* THE REQUEST:
Pull out every line of the listing below where "classroom" appears.
--- Start RECORD LIST ---
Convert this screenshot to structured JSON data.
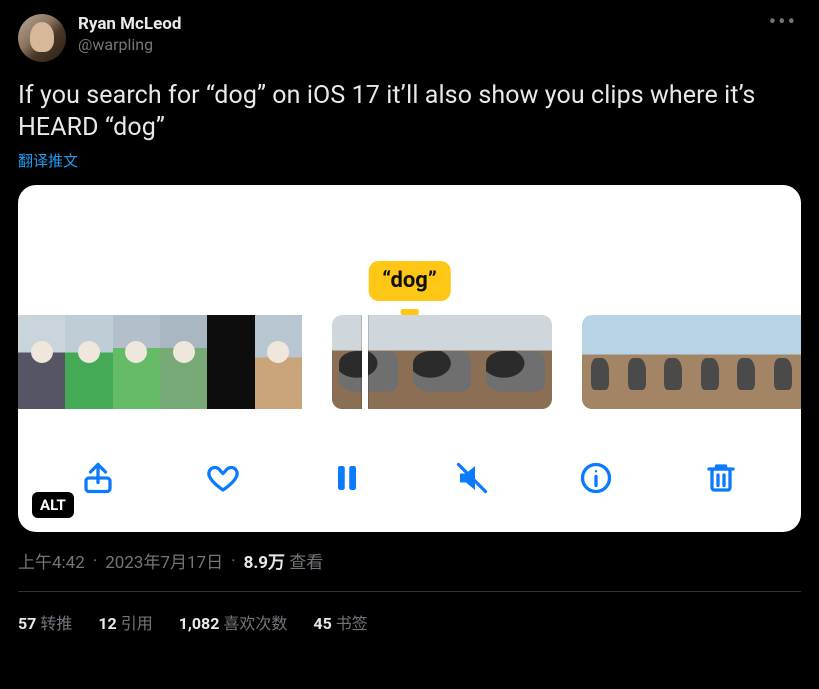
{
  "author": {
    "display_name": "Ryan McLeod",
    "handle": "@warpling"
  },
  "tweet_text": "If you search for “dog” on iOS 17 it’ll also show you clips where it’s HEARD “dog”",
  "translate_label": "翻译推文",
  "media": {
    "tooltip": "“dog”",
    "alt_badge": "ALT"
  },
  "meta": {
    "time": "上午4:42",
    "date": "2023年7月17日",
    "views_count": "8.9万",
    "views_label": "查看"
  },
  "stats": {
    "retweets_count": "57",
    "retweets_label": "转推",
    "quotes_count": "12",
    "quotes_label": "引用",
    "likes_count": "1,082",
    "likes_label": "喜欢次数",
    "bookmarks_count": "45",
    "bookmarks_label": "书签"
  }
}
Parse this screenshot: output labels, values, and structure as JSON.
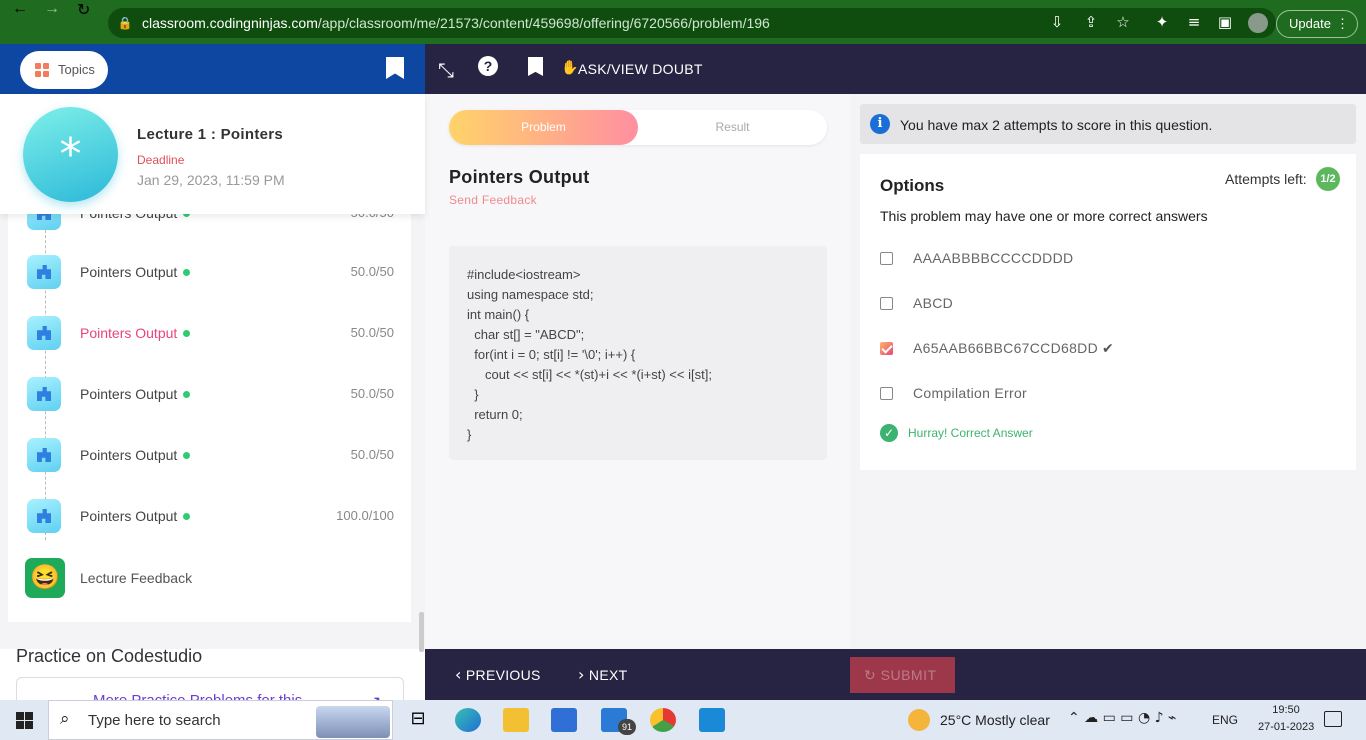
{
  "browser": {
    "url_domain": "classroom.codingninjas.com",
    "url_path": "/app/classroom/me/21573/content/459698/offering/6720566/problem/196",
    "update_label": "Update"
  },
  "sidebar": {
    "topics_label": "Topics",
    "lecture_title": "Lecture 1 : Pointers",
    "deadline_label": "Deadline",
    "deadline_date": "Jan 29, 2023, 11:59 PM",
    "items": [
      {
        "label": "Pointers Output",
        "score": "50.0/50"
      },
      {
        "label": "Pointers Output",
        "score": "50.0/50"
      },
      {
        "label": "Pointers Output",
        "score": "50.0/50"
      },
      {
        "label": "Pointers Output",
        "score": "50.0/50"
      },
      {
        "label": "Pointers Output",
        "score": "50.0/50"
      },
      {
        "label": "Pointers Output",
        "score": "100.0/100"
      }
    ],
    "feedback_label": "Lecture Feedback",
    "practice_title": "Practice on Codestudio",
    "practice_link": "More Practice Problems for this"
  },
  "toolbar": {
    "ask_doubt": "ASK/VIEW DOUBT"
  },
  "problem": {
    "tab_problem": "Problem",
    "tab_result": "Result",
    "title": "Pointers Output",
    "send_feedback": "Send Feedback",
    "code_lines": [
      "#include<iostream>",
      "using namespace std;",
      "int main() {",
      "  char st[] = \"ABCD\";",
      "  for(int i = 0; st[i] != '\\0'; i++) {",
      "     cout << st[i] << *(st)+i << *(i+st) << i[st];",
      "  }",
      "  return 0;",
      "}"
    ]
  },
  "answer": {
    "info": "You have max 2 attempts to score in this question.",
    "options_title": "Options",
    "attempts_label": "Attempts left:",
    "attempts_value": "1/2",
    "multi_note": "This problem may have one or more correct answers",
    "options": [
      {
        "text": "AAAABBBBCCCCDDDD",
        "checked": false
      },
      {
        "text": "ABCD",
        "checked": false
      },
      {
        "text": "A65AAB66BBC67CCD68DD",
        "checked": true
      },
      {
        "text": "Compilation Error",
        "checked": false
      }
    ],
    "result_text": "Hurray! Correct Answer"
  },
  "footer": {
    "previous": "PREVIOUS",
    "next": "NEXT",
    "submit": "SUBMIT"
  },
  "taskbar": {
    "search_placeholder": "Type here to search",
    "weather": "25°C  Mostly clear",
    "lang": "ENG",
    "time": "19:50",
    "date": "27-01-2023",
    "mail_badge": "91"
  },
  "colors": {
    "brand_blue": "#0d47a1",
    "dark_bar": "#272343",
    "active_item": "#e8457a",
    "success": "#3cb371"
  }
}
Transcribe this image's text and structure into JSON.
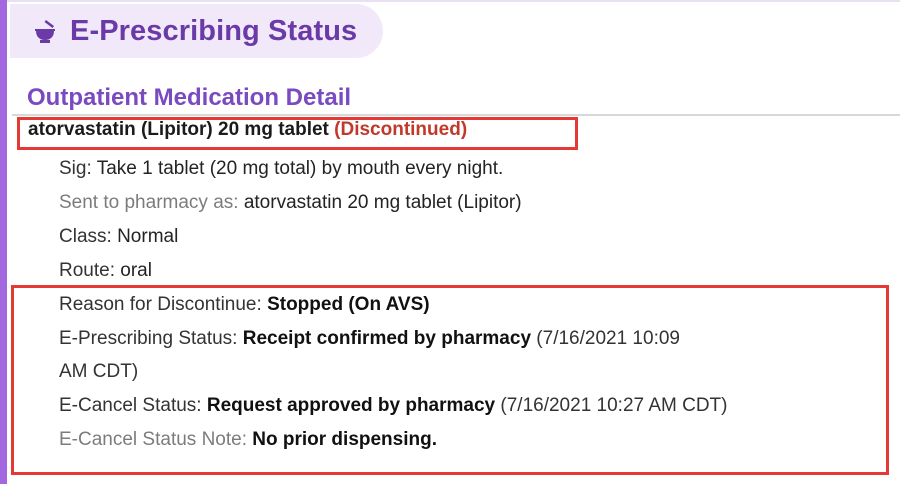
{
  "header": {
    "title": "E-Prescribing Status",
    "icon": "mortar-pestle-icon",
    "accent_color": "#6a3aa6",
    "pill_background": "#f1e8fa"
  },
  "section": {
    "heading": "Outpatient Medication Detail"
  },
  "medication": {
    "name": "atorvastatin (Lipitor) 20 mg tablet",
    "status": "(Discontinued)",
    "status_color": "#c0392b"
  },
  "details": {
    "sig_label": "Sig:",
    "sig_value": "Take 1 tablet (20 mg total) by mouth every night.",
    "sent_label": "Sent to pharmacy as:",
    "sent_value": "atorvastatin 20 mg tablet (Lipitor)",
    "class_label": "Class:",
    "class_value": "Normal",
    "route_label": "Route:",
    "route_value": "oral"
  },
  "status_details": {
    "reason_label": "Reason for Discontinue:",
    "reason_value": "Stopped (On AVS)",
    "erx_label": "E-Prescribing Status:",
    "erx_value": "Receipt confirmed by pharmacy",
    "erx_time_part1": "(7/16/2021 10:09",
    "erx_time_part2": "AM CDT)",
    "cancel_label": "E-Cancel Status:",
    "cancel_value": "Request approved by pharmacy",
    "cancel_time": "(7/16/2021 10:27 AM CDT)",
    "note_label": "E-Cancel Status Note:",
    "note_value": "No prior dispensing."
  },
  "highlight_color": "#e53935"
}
--- End RECORD LIST ---
--- Start RECORD LIST ---
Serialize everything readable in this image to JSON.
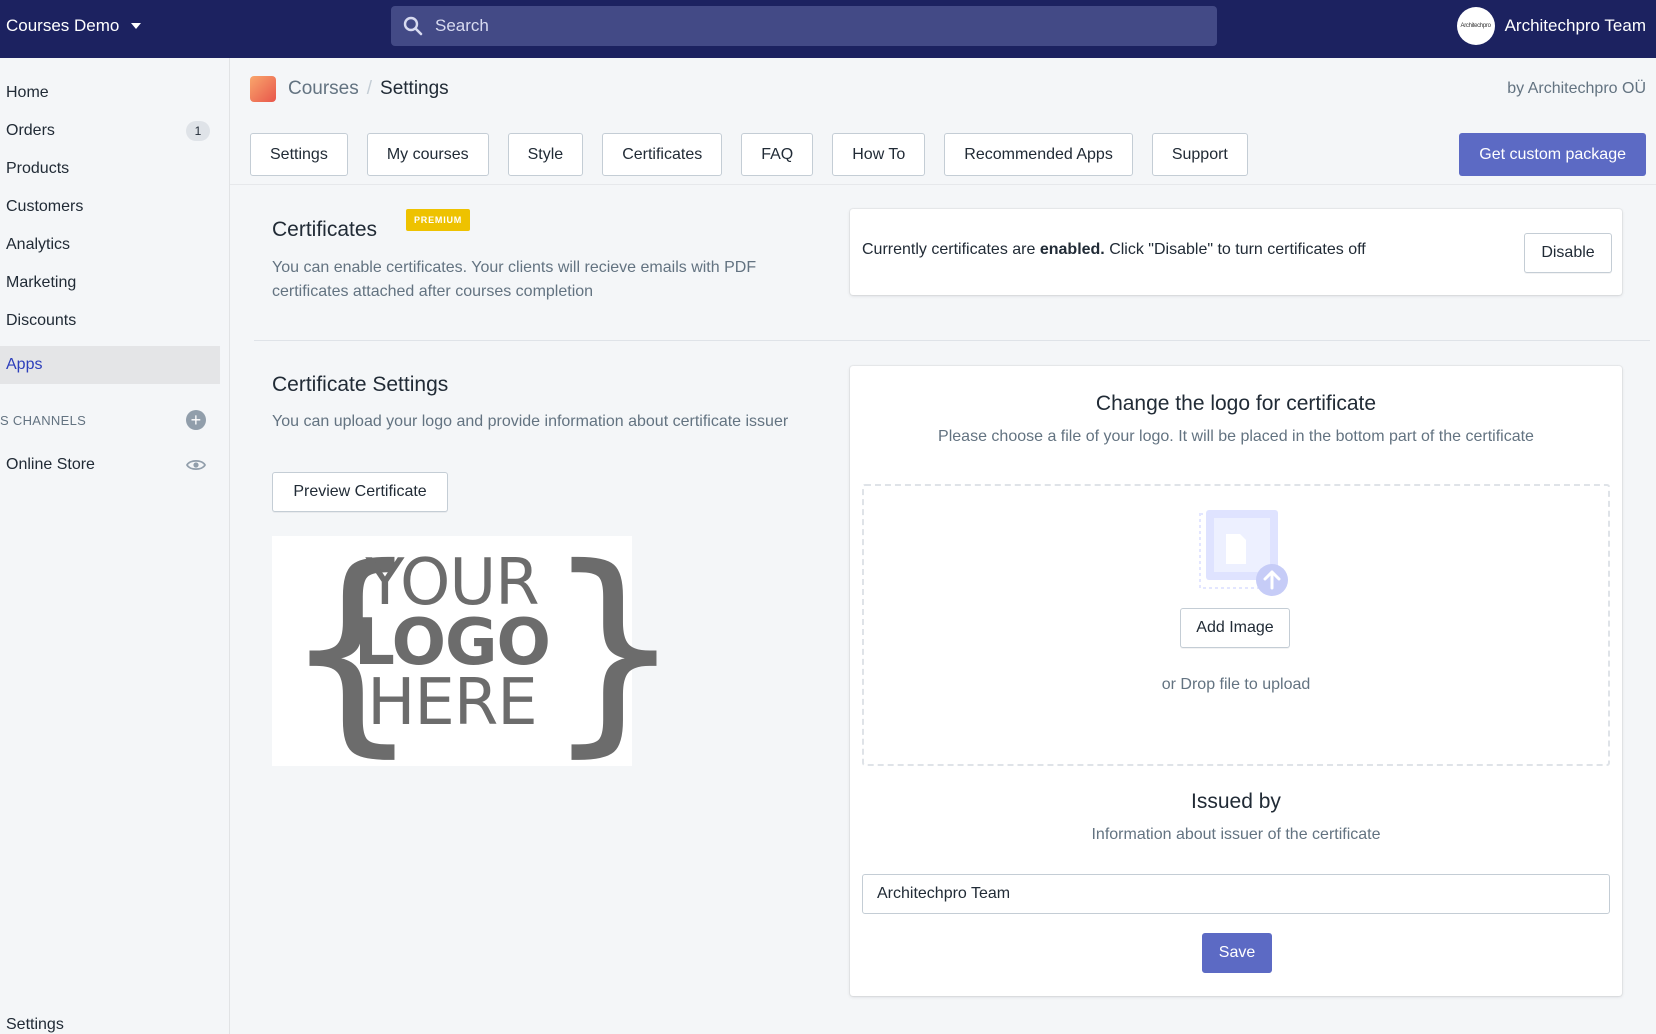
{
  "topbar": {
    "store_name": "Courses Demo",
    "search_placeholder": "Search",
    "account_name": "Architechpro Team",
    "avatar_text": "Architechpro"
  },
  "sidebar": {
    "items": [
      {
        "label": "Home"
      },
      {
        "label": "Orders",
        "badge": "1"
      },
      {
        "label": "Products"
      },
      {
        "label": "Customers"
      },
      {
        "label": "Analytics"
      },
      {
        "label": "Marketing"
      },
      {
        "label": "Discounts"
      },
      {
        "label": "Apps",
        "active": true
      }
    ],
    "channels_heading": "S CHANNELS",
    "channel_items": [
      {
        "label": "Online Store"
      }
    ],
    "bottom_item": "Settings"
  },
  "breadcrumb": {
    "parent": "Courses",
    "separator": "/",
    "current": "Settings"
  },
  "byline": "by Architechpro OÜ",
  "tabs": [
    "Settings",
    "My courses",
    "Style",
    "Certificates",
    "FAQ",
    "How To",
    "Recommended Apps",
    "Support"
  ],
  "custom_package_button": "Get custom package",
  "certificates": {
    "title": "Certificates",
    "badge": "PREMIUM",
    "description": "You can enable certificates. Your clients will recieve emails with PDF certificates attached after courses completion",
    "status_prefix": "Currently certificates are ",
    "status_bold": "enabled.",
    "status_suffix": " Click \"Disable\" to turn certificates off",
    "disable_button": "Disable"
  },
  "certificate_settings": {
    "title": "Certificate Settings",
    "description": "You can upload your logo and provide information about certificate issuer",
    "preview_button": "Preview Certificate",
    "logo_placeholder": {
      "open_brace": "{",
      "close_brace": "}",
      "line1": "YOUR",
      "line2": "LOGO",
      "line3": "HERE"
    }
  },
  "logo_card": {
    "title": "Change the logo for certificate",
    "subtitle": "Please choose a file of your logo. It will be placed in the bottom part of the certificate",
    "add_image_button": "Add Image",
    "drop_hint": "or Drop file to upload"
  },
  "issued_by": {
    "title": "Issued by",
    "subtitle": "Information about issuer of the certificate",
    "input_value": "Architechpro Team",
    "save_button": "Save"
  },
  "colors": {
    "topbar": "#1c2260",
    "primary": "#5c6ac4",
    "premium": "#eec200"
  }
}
--- End RECORD LIST ---
* RESULT OF THIS EXERCISE:
    "url_domain": "classroom.codingninjas.com",
    "url_path": "/app/classroom/me/21573/content/459698/offering/6720566/problem/196",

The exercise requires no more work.